§ **Exercise task**:
Find the line with "Transcribe this image's", then retype it and each later line through the last, exactly. Leave out pictures.

(Figure collection entries)
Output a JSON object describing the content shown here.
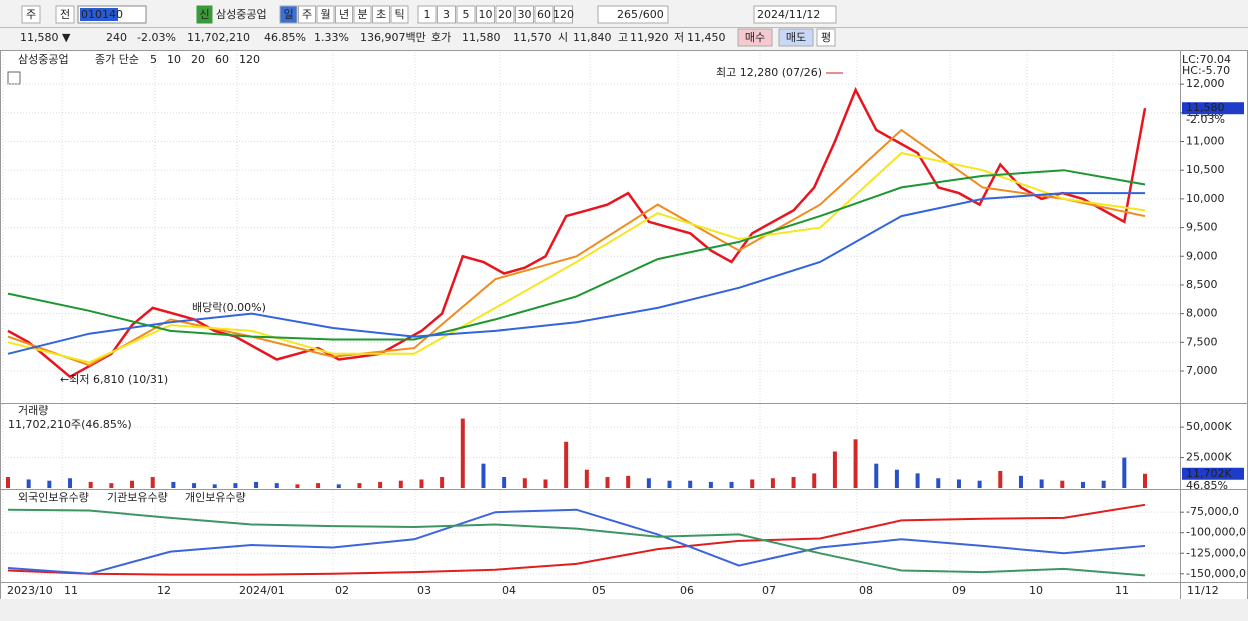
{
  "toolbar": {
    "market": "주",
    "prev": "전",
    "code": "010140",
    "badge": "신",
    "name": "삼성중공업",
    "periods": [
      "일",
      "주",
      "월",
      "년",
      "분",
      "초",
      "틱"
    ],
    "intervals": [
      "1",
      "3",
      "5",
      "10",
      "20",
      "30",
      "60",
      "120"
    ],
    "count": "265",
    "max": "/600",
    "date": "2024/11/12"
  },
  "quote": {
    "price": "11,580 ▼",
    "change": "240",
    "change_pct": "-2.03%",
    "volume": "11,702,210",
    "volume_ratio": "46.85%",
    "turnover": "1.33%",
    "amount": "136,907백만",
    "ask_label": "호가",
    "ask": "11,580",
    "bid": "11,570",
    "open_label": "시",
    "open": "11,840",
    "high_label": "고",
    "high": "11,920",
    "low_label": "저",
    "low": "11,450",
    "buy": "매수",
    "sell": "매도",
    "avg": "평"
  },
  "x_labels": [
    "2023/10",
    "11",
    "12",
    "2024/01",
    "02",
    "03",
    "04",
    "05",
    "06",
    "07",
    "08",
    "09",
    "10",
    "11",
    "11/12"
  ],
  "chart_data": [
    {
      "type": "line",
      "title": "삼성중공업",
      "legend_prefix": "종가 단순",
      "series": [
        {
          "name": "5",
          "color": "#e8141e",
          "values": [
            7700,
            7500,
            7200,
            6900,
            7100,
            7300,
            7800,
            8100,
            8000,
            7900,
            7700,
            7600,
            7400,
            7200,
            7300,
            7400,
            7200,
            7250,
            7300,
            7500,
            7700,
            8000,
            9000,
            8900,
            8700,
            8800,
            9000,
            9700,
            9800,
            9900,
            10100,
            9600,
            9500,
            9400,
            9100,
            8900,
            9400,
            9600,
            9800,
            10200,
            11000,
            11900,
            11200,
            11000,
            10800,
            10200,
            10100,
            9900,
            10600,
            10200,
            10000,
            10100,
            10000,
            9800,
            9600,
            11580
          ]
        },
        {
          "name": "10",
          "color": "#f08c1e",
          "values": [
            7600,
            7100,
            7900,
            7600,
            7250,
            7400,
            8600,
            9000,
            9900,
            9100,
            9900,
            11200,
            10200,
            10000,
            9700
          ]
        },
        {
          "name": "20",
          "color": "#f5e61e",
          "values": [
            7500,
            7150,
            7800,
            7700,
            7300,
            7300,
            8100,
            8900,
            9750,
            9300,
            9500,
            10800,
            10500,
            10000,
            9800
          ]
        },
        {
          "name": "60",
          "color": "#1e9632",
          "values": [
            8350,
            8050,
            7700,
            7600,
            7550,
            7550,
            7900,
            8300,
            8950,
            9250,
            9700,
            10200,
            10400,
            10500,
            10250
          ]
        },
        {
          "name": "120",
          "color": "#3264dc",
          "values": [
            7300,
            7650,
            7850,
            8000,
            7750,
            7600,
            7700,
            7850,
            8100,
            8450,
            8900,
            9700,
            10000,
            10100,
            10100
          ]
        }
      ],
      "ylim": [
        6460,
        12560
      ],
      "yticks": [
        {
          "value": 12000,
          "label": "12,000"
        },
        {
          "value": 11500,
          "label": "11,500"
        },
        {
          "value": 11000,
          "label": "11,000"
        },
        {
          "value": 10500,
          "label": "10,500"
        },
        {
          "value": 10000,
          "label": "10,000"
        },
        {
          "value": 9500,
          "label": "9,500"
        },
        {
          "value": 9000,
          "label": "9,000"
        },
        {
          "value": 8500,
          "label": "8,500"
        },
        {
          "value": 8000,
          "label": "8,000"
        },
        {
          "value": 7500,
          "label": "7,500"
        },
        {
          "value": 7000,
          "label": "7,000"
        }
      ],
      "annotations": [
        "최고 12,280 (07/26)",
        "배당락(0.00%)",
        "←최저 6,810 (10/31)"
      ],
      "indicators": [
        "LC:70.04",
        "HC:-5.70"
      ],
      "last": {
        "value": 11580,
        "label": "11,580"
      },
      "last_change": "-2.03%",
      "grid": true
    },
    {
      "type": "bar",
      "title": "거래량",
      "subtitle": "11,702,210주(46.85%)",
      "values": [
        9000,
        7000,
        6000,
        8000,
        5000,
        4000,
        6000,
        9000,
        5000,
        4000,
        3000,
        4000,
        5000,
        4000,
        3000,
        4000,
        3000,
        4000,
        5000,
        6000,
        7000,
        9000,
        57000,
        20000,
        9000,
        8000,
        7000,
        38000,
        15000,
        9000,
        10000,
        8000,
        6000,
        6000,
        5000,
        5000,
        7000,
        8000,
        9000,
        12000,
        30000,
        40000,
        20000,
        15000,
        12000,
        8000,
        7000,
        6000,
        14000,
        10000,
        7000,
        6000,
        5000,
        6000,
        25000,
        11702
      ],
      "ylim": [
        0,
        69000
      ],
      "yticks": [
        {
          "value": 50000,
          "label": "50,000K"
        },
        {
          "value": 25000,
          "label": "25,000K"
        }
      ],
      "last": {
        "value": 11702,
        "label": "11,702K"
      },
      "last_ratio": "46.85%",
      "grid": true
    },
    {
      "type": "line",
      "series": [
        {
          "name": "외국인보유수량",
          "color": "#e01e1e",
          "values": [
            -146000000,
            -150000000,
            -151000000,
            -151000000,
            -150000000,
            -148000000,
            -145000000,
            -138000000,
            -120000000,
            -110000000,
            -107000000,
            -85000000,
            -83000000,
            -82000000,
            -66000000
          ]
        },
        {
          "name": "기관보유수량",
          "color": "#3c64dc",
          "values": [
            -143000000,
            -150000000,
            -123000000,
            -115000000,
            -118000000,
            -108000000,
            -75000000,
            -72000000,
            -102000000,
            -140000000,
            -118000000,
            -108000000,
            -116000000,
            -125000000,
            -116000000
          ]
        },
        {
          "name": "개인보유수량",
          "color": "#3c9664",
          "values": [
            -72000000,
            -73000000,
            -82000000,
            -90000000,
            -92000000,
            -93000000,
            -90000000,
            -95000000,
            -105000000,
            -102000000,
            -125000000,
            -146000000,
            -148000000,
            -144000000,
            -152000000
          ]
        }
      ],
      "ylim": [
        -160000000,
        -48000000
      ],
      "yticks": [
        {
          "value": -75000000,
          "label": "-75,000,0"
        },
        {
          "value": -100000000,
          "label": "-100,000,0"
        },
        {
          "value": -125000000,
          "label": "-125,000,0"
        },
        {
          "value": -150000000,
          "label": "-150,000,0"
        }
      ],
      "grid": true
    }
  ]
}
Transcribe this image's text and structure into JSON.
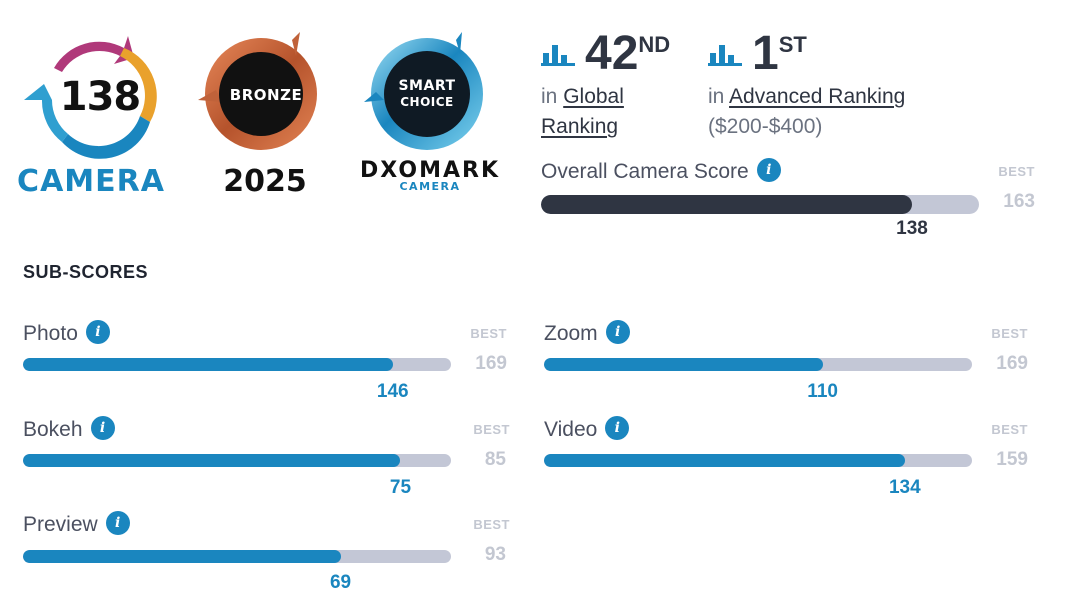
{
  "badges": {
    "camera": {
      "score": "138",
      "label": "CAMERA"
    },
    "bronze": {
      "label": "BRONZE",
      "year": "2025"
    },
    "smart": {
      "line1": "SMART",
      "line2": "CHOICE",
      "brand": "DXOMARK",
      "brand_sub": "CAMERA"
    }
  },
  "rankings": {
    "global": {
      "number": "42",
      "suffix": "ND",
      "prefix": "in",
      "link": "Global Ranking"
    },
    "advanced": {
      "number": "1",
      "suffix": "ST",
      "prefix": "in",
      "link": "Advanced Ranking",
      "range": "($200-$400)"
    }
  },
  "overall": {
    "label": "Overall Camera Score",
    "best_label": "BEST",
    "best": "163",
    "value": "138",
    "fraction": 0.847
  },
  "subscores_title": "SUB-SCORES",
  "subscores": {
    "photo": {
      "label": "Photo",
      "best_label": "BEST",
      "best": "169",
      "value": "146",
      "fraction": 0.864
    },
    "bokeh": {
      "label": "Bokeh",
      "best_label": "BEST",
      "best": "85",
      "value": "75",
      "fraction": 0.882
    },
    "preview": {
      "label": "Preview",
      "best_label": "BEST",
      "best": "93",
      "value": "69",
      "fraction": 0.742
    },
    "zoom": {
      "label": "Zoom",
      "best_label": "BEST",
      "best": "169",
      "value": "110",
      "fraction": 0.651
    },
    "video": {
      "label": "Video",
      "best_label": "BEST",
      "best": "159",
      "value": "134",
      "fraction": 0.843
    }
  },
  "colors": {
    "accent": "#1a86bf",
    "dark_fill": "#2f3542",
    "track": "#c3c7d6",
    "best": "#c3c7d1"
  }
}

§ **Result of the task**:
Transcribe this image's text and structure into JSON.
{
  "badges": {
    "camera": {
      "score": "138",
      "label": "CAMERA"
    },
    "bronze": {
      "label": "BRONZE",
      "year": "2025"
    },
    "smart": {
      "line1": "SMART",
      "line2": "CHOICE",
      "brand": "DXOMARK",
      "brand_sub": "CAMERA"
    }
  },
  "rankings": {
    "global": {
      "number": "42",
      "suffix": "ND",
      "prefix": "in",
      "link": "Global Ranking"
    },
    "advanced": {
      "number": "1",
      "suffix": "ST",
      "prefix": "in",
      "link": "Advanced Ranking",
      "range": "($200-$400)"
    }
  },
  "overall": {
    "label": "Overall Camera Score",
    "best_label": "BEST",
    "best": "163",
    "value": "138",
    "fraction": 0.847
  },
  "subscores_title": "SUB-SCORES",
  "subscores": {
    "photo": {
      "label": "Photo",
      "best_label": "BEST",
      "best": "169",
      "value": "146",
      "fraction": 0.864
    },
    "bokeh": {
      "label": "Bokeh",
      "best_label": "BEST",
      "best": "85",
      "value": "75",
      "fraction": 0.882
    },
    "preview": {
      "label": "Preview",
      "best_label": "BEST",
      "best": "93",
      "value": "69",
      "fraction": 0.742
    },
    "zoom": {
      "label": "Zoom",
      "best_label": "BEST",
      "best": "169",
      "value": "110",
      "fraction": 0.651
    },
    "video": {
      "label": "Video",
      "best_label": "BEST",
      "best": "159",
      "value": "134",
      "fraction": 0.843
    }
  },
  "colors": {
    "accent": "#1a86bf",
    "dark_fill": "#2f3542",
    "track": "#c3c7d6",
    "best": "#c3c7d1"
  }
}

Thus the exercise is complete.